PAGE EXCERPT >>

-----

Time Complexity: O(N³ x log(no. of unique triplets)), where N is size of the array. Using 3 nested loops & inserting triplets into the set takes O(log(no. of unique triplets)) time complexity. But we are not considering the time complexity of sorting as we are just sorting 3 elements every time. Space Complexity: O(2 x no. of the unique triplets) for using a set data structure and a list to store the triplets.

Intuition

The better approach uses simple mathematics where some calculative parameter is taken in RHS(right hand side) to compute the result.

For example if a + b + c = 0, then a + b = -c. Similar idea is used here.

Approach

Declare a set data structure to store unique triplets. Then iterate in the array lets call the variable i from index 0 to n -1. Inside it, there will be the second loop(say j) that will run from i+1 to n-1.

Declare another HashSet to store the array elements as we intend to search for the third element using this HashSet.

Inside the nested loop, calculate the value of the third element i.e. -(arr[i]+arr[j]).

If the third element exists in the HashSet, sort these 3 values i.e. arr[i], arr[j], and the third element, and insert it in the set data structure declared in step 1.

After that, insert the j-th element i.e. arr[j] in the HashSet as we only want to insert those array elements that are in between indices i and j. Finally, return a list of triplets stored in the set data structure.

-----

[Stored records]
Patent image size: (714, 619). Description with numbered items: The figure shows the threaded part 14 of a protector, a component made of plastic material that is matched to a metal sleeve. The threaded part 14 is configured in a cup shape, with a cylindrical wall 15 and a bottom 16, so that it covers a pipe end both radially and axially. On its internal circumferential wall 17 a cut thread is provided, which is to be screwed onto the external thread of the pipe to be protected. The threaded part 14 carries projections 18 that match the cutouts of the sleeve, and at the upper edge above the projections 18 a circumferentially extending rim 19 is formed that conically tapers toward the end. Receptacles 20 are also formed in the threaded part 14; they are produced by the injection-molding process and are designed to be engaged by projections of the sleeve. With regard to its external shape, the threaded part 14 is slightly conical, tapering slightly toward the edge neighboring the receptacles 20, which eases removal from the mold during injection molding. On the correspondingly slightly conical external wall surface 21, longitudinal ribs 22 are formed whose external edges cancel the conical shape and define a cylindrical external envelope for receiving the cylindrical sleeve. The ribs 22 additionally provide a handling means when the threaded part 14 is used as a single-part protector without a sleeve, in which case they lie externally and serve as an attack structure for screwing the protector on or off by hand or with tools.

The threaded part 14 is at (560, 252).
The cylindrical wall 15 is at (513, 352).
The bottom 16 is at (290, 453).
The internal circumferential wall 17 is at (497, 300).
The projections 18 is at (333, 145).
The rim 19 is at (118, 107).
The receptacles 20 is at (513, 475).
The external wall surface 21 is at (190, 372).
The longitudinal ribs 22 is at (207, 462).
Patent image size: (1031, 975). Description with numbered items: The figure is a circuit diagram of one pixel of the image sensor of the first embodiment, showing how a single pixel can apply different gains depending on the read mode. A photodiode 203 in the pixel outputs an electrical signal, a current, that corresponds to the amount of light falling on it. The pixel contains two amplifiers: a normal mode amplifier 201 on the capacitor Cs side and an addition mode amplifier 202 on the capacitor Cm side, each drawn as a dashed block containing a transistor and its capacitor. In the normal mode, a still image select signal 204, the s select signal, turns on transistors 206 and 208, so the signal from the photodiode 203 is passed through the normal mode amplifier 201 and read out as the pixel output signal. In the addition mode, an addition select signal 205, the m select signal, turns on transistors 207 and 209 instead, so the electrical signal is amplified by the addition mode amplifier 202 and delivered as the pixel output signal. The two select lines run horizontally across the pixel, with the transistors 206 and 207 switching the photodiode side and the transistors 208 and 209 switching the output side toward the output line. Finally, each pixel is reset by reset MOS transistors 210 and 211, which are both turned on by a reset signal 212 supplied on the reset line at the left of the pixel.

-----

WHAT TO DO >>
[1] According to the triplet-sum excerpt, over which indices does the second loop j run?
[2] Quote the triplet-sum excerpt word for word, starting with "Declare a set" and going on through "set data structure.".

SOLVED TASKS >>
[1] From i+1 to n-1.

[2]
Declare a set data structure to store unique triplets. Then iterate in the array lets call the variable i from index 0 to n -1. Inside it, there will be the second loop(say j) that will run from i+1 to n-1.

Declare another HashSet to store the array elements as we intend to search for the third element using this HashSet.

Inside the nested loop, calculate the value of the third element i.e. -(arr[i]+arr[j]).

If the third element exists in the HashSet, sort these 3 values i.e. arr[i], arr[j], and the third element, and insert it in the set data structure declared in step 1.

After that, insert the j-th element i.e. arr[j] in the HashSet as we only want to insert those array elements that are in between indices i and j. Finally, return a list of triplets stored in the set data structure.